-- START OF Input for this task --

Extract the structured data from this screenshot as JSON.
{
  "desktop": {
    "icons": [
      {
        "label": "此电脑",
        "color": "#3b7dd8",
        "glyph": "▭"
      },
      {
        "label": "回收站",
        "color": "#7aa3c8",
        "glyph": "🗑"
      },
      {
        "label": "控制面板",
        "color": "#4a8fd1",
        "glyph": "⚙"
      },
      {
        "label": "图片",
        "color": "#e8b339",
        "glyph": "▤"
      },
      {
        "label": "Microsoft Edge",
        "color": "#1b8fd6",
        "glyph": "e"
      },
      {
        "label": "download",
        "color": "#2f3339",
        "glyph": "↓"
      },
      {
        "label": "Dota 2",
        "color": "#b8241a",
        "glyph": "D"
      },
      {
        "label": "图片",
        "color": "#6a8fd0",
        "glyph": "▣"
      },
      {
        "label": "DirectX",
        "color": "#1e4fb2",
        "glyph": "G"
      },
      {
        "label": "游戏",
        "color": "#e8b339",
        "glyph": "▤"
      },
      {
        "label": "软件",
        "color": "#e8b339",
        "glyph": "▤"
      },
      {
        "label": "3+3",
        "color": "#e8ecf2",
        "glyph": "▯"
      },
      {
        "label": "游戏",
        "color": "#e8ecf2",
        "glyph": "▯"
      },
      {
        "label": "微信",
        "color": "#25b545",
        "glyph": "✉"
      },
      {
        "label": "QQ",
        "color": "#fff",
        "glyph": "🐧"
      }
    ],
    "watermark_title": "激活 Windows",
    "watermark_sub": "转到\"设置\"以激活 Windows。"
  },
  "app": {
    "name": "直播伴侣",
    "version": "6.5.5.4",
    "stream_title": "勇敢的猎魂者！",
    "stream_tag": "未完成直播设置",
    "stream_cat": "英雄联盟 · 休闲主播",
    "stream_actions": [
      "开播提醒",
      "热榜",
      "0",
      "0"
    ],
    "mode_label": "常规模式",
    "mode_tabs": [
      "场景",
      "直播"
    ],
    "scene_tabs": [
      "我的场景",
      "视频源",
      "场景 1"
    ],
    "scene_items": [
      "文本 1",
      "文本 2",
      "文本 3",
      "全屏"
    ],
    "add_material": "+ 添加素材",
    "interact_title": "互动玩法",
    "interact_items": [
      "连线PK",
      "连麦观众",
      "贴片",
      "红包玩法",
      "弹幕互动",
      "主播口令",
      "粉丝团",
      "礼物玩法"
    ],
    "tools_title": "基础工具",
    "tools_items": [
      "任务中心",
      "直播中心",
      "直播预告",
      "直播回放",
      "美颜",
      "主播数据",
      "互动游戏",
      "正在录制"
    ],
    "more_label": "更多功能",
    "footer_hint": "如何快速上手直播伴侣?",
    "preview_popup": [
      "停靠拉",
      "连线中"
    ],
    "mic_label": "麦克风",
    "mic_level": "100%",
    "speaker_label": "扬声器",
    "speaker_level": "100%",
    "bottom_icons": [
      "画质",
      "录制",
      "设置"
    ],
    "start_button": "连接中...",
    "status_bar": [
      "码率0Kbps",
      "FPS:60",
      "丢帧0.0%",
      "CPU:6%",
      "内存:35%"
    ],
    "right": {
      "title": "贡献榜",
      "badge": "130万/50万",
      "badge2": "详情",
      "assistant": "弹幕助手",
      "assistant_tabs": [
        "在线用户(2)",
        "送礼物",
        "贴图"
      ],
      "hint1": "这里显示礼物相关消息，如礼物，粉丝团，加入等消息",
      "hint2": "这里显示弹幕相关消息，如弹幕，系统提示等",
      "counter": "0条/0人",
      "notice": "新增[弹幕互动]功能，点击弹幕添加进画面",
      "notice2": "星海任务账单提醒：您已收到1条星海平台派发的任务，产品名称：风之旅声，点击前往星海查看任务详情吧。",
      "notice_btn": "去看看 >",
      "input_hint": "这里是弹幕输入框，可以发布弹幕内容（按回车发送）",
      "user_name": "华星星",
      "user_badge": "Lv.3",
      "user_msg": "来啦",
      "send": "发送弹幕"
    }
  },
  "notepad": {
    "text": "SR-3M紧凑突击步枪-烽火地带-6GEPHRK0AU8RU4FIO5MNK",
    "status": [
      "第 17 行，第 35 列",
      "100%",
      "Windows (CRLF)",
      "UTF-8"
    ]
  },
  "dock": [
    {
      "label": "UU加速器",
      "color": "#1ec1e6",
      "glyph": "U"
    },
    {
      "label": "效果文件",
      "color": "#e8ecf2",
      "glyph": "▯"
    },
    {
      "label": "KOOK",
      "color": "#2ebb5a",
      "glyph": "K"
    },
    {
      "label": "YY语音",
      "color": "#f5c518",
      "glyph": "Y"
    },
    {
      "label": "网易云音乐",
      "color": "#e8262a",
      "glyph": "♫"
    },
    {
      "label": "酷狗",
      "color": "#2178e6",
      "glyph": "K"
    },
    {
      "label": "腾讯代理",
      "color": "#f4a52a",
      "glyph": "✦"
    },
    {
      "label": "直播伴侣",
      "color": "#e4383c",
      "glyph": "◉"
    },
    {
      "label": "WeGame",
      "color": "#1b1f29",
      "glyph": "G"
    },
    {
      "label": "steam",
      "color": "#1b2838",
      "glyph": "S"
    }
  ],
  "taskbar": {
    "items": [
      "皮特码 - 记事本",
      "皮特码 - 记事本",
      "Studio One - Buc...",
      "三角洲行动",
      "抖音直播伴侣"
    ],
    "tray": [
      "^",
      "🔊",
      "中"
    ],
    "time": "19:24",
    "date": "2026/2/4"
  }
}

-- END OF Input for this task --

◆ Task prompt
Return every record, word for word.

◆ Task response
Extract the structured data from this screenshot as JSON.
{
  "desktop": {
    "icons": [
      {
        "label": "此电脑",
        "color": "#3b7dd8",
        "glyph": "▭"
      },
      {
        "label": "回收站",
        "color": "#7aa3c8",
        "glyph": "🗑"
      },
      {
        "label": "控制面板",
        "color": "#4a8fd1",
        "glyph": "⚙"
      },
      {
        "label": "图片",
        "color": "#e8b339",
        "glyph": "▤"
      },
      {
        "label": "Microsoft Edge",
        "color": "#1b8fd6",
        "glyph": "e"
      },
      {
        "label": "download",
        "color": "#2f3339",
        "glyph": "↓"
      },
      {
        "label": "Dota 2",
        "color": "#b8241a",
        "glyph": "D"
      },
      {
        "label": "图片",
        "color": "#6a8fd0",
        "glyph": "▣"
      },
      {
        "label": "DirectX",
        "color": "#1e4fb2",
        "glyph": "G"
      },
      {
        "label": "游戏",
        "color": "#e8b339",
        "glyph": "▤"
      },
      {
        "label": "软件",
        "color": "#e8b339",
        "glyph": "▤"
      },
      {
        "label": "3+3",
        "color": "#e8ecf2",
        "glyph": "▯"
      },
      {
        "label": "游戏",
        "color": "#e8ecf2",
        "glyph": "▯"
      },
      {
        "label": "微信",
        "color": "#25b545",
        "glyph": "✉"
      },
      {
        "label": "QQ",
        "color": "#fff",
        "glyph": "🐧"
      }
    ],
    "watermark_title": "激活 Windows",
    "watermark_sub": "转到\"设置\"以激活 Windows。"
  },
  "app": {
    "name": "直播伴侣",
    "version": "6.5.5.4",
    "stream_title": "勇敢的猎魂者！",
    "stream_tag": "未完成直播设置",
    "stream_cat": "英雄联盟 · 休闲主播",
    "stream_actions": [
      "开播提醒",
      "热榜",
      "0",
      "0"
    ],
    "mode_label": "常规模式",
    "mode_tabs": [
      "场景",
      "直播"
    ],
    "scene_tabs": [
      "我的场景",
      "视频源",
      "场景 1"
    ],
    "scene_items": [
      "文本 1",
      "文本 2",
      "文本 3",
      "全屏"
    ],
    "add_material": "+ 添加素材",
    "interact_title": "互动玩法",
    "interact_items": [
      "连线PK",
      "连麦观众",
      "贴片",
      "红包玩法",
      "弹幕互动",
      "主播口令",
      "粉丝团",
      "礼物玩法"
    ],
    "tools_title": "基础工具",
    "tools_items": [
      "任务中心",
      "直播中心",
      "直播预告",
      "直播回放",
      "美颜",
      "主播数据",
      "互动游戏",
      "正在录制"
    ],
    "more_label": "更多功能",
    "footer_hint": "如何快速上手直播伴侣?",
    "preview_popup": [
      "停靠拉",
      "连线中"
    ],
    "mic_label": "麦克风",
    "mic_level": "100%",
    "speaker_label": "扬声器",
    "speaker_level": "100%",
    "bottom_icons": [
      "画质",
      "录制",
      "设置"
    ],
    "start_button": "连接中...",
    "status_bar": [
      "码率0Kbps",
      "FPS:60",
      "丢帧0.0%",
      "CPU:6%",
      "内存:35%"
    ],
    "right": {
      "title": "贡献榜",
      "badge": "130万/50万",
      "badge2": "详情",
      "assistant": "弹幕助手",
      "assistant_tabs": [
        "在线用户(2)",
        "送礼物",
        "贴图"
      ],
      "hint1": "这里显示礼物相关消息，如礼物，粉丝团，加入等消息",
      "hint2": "这里显示弹幕相关消息，如弹幕，系统提示等",
      "counter": "0条/0人",
      "notice": "新增[弹幕互动]功能，点击弹幕添加进画面",
      "notice2": "星海任务账单提醒：您已收到1条星海平台派发的任务，产品名称：风之旅声，点击前往星海查看任务详情吧。",
      "notice_btn": "去看看 >",
      "input_hint": "这里是弹幕输入框，可以发布弹幕内容（按回车发送）",
      "user_name": "华星星",
      "user_badge": "Lv.3",
      "user_msg": "来啦",
      "send": "发送弹幕"
    }
  },
  "notepad": {
    "text": "SR-3M紧凑突击步枪-烽火地带-6GEPHRK0AU8RU4FIO5MNK",
    "status": [
      "第 17 行，第 35 列",
      "100%",
      "Windows (CRLF)",
      "UTF-8"
    ]
  },
  "dock": [
    {
      "label": "UU加速器",
      "color": "#1ec1e6",
      "glyph": "U"
    },
    {
      "label": "效果文件",
      "color": "#e8ecf2",
      "glyph": "▯"
    },
    {
      "label": "KOOK",
      "color": "#2ebb5a",
      "glyph": "K"
    },
    {
      "label": "YY语音",
      "color": "#f5c518",
      "glyph": "Y"
    },
    {
      "label": "网易云音乐",
      "color": "#e8262a",
      "glyph": "♫"
    },
    {
      "label": "酷狗",
      "color": "#2178e6",
      "glyph": "K"
    },
    {
      "label": "腾讯代理",
      "color": "#f4a52a",
      "glyph": "✦"
    },
    {
      "label": "直播伴侣",
      "color": "#e4383c",
      "glyph": "◉"
    },
    {
      "label": "WeGame",
      "color": "#1b1f29",
      "glyph": "G"
    },
    {
      "label": "steam",
      "color": "#1b2838",
      "glyph": "S"
    }
  ],
  "taskbar": {
    "items": [
      "皮特码 - 记事本",
      "皮特码 - 记事本",
      "Studio One - Buc...",
      "三角洲行动",
      "抖音直播伴侣"
    ],
    "tray": [
      "^",
      "🔊",
      "中"
    ],
    "time": "19:24",
    "date": "2026/2/4"
  }
}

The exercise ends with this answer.